• _TASK STATEMENT_
All lines featuring the string "distributed" are to be listed.

--- AVAILABLE RECORDS ---

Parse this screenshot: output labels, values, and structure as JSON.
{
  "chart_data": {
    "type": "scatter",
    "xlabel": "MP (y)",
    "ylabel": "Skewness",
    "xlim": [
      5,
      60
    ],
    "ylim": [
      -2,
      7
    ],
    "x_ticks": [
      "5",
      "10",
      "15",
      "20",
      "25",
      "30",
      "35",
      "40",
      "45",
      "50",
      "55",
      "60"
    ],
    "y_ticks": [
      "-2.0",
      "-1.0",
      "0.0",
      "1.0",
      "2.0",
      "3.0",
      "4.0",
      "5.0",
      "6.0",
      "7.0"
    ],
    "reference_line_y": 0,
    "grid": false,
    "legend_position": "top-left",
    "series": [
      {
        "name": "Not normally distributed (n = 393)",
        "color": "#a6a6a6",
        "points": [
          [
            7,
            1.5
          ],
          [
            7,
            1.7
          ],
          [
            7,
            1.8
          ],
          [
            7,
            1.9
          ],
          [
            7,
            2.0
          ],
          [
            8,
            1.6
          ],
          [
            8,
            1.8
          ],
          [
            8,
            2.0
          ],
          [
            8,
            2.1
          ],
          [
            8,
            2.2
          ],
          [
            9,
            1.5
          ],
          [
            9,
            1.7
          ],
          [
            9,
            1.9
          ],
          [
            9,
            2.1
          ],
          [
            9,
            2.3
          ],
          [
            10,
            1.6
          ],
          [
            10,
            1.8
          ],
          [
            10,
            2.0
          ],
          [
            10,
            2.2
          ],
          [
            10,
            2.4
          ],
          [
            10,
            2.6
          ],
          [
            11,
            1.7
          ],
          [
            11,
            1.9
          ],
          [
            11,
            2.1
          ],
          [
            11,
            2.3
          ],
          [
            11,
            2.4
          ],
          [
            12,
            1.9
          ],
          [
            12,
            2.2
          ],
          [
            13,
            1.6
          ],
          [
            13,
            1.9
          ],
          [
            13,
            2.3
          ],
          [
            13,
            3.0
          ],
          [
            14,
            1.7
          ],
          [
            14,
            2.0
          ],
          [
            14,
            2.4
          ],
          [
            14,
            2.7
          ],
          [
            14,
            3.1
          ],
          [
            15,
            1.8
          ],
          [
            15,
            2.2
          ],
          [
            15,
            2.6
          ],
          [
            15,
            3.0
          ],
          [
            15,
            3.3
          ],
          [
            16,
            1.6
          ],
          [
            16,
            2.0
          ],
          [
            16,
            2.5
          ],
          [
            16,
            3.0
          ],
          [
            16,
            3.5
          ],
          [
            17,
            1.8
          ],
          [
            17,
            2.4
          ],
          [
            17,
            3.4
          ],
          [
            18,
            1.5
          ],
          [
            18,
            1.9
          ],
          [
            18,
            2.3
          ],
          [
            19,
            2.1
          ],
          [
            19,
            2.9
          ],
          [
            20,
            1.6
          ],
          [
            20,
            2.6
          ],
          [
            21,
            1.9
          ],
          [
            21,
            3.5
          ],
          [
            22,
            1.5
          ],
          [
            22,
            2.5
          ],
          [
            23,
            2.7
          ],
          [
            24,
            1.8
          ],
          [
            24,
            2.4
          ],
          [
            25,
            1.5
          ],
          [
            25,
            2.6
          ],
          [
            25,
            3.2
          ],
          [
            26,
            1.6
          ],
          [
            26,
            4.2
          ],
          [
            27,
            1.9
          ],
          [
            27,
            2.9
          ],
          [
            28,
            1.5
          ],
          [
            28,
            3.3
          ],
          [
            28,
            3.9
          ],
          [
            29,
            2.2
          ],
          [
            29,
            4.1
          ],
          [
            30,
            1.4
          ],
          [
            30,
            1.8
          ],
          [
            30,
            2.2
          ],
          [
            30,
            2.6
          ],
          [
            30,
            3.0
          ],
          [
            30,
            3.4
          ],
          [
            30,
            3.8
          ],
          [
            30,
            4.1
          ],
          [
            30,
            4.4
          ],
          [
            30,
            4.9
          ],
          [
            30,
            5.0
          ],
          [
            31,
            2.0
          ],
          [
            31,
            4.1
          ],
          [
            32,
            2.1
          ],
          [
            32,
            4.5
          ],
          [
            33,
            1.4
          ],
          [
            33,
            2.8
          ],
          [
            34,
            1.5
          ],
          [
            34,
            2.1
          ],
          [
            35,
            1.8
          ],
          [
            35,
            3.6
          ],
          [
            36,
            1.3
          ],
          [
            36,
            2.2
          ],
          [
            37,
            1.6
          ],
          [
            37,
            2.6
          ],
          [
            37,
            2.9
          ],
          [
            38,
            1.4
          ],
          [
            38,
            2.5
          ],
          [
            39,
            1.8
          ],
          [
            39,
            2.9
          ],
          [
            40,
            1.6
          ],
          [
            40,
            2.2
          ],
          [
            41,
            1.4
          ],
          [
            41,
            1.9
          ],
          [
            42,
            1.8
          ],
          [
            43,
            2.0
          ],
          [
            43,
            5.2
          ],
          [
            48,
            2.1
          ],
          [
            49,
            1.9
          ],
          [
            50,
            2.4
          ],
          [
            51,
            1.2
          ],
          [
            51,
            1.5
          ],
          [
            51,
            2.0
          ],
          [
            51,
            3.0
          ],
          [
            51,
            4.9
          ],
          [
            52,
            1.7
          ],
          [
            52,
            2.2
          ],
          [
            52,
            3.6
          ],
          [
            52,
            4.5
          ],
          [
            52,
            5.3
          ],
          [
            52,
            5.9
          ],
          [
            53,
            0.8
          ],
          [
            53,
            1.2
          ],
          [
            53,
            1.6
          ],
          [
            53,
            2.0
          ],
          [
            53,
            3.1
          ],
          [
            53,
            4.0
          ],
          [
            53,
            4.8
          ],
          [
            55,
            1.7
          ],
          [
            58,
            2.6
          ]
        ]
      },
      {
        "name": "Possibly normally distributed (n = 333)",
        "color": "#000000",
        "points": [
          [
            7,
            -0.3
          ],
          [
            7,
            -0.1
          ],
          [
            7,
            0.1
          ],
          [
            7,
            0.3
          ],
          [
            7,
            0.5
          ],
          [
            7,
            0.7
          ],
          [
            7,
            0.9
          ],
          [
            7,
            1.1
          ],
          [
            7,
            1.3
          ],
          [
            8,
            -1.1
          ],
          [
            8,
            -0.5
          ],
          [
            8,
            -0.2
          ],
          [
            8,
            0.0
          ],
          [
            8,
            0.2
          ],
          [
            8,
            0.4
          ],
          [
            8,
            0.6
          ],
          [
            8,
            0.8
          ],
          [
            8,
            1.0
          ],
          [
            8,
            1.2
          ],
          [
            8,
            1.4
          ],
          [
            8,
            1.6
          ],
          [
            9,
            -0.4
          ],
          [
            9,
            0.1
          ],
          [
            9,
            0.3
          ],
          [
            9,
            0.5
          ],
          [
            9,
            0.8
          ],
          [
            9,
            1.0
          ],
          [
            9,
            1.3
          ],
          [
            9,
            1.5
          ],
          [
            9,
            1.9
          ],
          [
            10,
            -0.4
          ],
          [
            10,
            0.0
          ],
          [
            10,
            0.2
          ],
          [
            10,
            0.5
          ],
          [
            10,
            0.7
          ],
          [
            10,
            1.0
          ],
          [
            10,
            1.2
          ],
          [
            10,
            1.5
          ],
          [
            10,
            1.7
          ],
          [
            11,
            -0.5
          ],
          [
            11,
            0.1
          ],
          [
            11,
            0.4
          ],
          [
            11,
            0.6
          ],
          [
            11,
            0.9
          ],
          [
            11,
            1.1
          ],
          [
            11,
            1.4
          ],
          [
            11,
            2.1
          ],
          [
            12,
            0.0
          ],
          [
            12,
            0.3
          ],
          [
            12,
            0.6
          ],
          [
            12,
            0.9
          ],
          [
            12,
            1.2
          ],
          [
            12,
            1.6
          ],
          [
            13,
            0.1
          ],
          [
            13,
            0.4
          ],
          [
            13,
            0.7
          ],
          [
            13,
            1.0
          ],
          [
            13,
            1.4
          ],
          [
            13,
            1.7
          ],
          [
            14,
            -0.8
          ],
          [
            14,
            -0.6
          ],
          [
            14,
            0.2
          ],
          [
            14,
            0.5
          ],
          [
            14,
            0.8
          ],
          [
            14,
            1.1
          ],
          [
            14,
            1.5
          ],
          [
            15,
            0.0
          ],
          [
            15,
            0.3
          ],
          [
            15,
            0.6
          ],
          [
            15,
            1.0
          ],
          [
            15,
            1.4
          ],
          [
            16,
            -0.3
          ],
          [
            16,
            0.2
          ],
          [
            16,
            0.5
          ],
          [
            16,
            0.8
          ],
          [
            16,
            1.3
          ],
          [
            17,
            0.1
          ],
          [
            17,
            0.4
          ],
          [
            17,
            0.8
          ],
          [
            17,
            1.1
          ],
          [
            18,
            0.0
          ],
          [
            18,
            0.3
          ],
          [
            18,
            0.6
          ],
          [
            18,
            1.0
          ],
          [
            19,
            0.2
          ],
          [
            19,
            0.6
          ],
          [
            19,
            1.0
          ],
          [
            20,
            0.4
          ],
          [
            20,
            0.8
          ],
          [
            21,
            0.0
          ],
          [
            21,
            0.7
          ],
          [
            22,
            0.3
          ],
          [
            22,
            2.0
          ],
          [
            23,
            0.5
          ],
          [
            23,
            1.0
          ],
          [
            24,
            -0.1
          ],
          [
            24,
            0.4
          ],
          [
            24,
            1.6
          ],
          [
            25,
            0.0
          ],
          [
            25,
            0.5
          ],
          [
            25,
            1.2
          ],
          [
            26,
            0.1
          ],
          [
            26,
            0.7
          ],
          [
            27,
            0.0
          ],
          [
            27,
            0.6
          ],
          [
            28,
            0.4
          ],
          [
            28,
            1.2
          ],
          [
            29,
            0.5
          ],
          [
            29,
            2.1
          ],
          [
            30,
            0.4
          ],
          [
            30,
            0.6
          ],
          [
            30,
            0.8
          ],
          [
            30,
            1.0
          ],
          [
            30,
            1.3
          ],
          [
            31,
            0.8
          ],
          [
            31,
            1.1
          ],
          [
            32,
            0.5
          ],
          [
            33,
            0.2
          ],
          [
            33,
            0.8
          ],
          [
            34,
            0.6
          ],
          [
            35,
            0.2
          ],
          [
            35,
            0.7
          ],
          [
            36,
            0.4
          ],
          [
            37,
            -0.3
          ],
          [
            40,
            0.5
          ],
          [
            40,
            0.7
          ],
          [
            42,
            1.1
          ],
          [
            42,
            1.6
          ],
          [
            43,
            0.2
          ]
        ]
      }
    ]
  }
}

---

• _RESULT OF THIS TASK_
        "name": "Not normally distributed (n = 393)",
        "name": "Possibly normally distributed (n = 333)",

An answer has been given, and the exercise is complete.